Below is a block of records: output all of them exactly and leave out the pictures.

Dataset entries
• • • •

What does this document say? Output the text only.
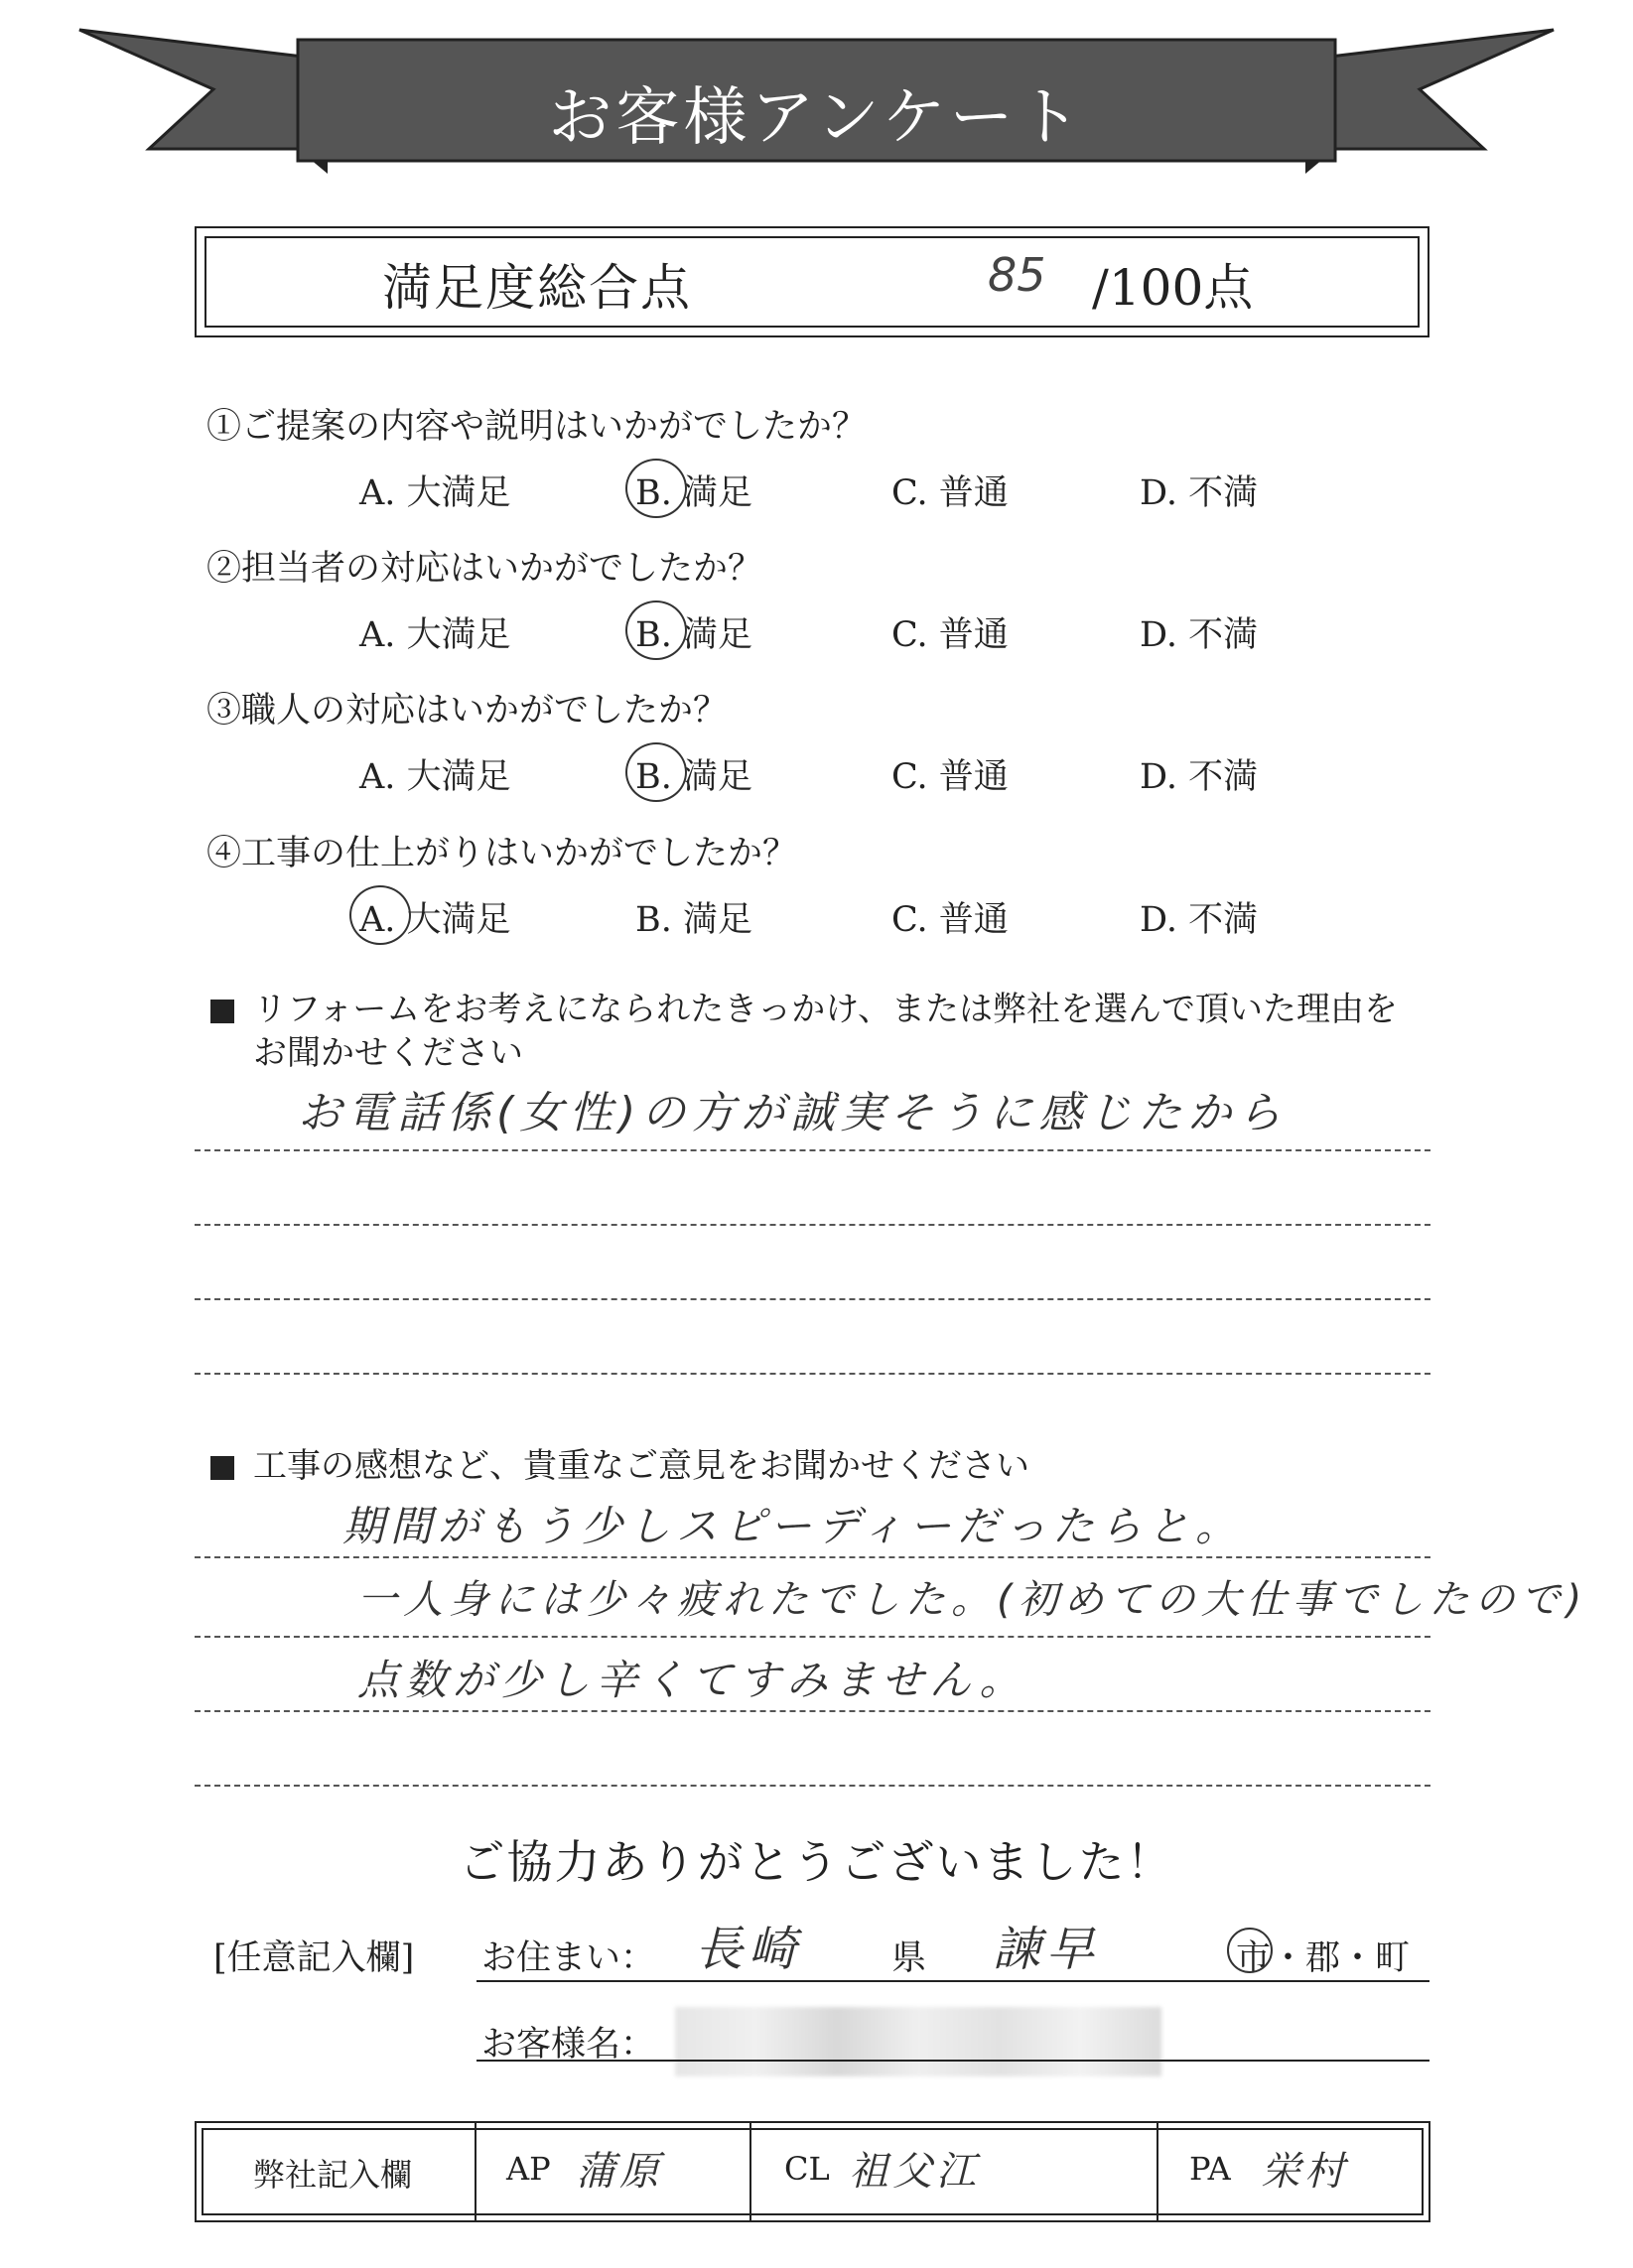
お客様アンケート
満足度総合点	85 /100点
①ご提案の内容や説明はいかがでしたか？
A. 大満足	B. 満足	C. 普通	D. 不満
②担当者の対応はいかがでしたか？
A. 大満足	B. 満足	C. 普通	D. 不満
③職人の対応はいかがでしたか？
A. 大満足	B. 満足	C. 普通	D. 不満
④工事の仕上がりはいかがでしたか？
A. 大満足	B. 満足	C. 普通	D. 不満
リフォームをお考えになられたきっかけ、または弊社を選んで頂いた理由を
お聞かせください
お電話係(女性)の方が誠実そうに感じたから
工事の感想など、貴重なご意見をお聞かせください
期間がもう少しスピーディーだったらと。
一人身には少々疲れたでした。(初めての大仕事でしたので)
点数が少し辛くてすみません。
ご協力ありがとうございました！
[任意記入欄] お住まい： 長崎	県 諫早	市・郡・町
お客様名：
弊社記入欄	AP 蒲原	CL 祖父江	PA 栄村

• • • •

Response to the exercise ::
What does this document say? Output the text only.
お客様アンケート
満足度総合点	85 /100点
①ご提案の内容や説明はいかがでしたか？
A. 大満足	B. 満足	C. 普通	D. 不満
②担当者の対応はいかがでしたか？
A. 大満足	B. 満足	C. 普通	D. 不満
③職人の対応はいかがでしたか？
A. 大満足	B. 満足	C. 普通	D. 不満
④工事の仕上がりはいかがでしたか？
A. 大満足	B. 満足	C. 普通	D. 不満
リフォームをお考えになられたきっかけ、または弊社を選んで頂いた理由を
お聞かせください
お電話係(女性)の方が誠実そうに感じたから
工事の感想など、貴重なご意見をお聞かせください
期間がもう少しスピーディーだったらと。
一人身には少々疲れたでした。(初めての大仕事でしたので)
点数が少し辛くてすみません。
ご協力ありがとうございました！
[任意記入欄] お住まい： 長崎	県 諫早	市・郡・町
お客様名：
弊社記入欄	AP 蒲原	CL 祖父江	PA 栄村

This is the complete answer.